§ WRITTEN TASK
Every line of the records below should be restated exactly.

§ ENTRIES

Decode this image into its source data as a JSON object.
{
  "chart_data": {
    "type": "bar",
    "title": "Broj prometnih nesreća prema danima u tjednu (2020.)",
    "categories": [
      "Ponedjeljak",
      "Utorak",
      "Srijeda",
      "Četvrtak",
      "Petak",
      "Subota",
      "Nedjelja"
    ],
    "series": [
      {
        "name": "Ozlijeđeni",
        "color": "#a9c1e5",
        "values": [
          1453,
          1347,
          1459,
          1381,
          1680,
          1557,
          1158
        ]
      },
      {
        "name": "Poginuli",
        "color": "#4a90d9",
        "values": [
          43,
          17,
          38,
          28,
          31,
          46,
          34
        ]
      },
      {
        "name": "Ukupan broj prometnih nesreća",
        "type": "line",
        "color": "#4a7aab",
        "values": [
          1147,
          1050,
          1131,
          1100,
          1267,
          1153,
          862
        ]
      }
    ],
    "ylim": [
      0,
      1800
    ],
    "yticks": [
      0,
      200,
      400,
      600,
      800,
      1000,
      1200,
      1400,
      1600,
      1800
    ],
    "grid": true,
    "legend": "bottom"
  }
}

§ RESPONSE TO THIS EXERCISE
Decode this image into its source data as a JSON object.
{
  "chart_data": {
    "type": "bar",
    "title": "Broj prometnih nesreća prema danima u tjednu (2020.)",
    "categories": [
      "Ponedjeljak",
      "Utorak",
      "Srijeda",
      "Četvrtak",
      "Petak",
      "Subota",
      "Nedjelja"
    ],
    "series": [
      {
        "name": "Ozlijeđeni",
        "color": "#a9c1e5",
        "values": [
          1453,
          1347,
          1459,
          1381,
          1680,
          1557,
          1158
        ]
      },
      {
        "name": "Poginuli",
        "color": "#4a90d9",
        "values": [
          43,
          17,
          38,
          28,
          31,
          46,
          34
        ]
      },
      {
        "name": "Ukupan broj prometnih nesreća",
        "type": "line",
        "color": "#4a7aab",
        "values": [
          1147,
          1050,
          1131,
          1100,
          1267,
          1153,
          862
        ]
      }
    ],
    "ylim": [
      0,
      1800
    ],
    "yticks": [
      0,
      200,
      400,
      600,
      800,
      1000,
      1200,
      1400,
      1600,
      1800
    ],
    "grid": true,
    "legend": "bottom"
  }
}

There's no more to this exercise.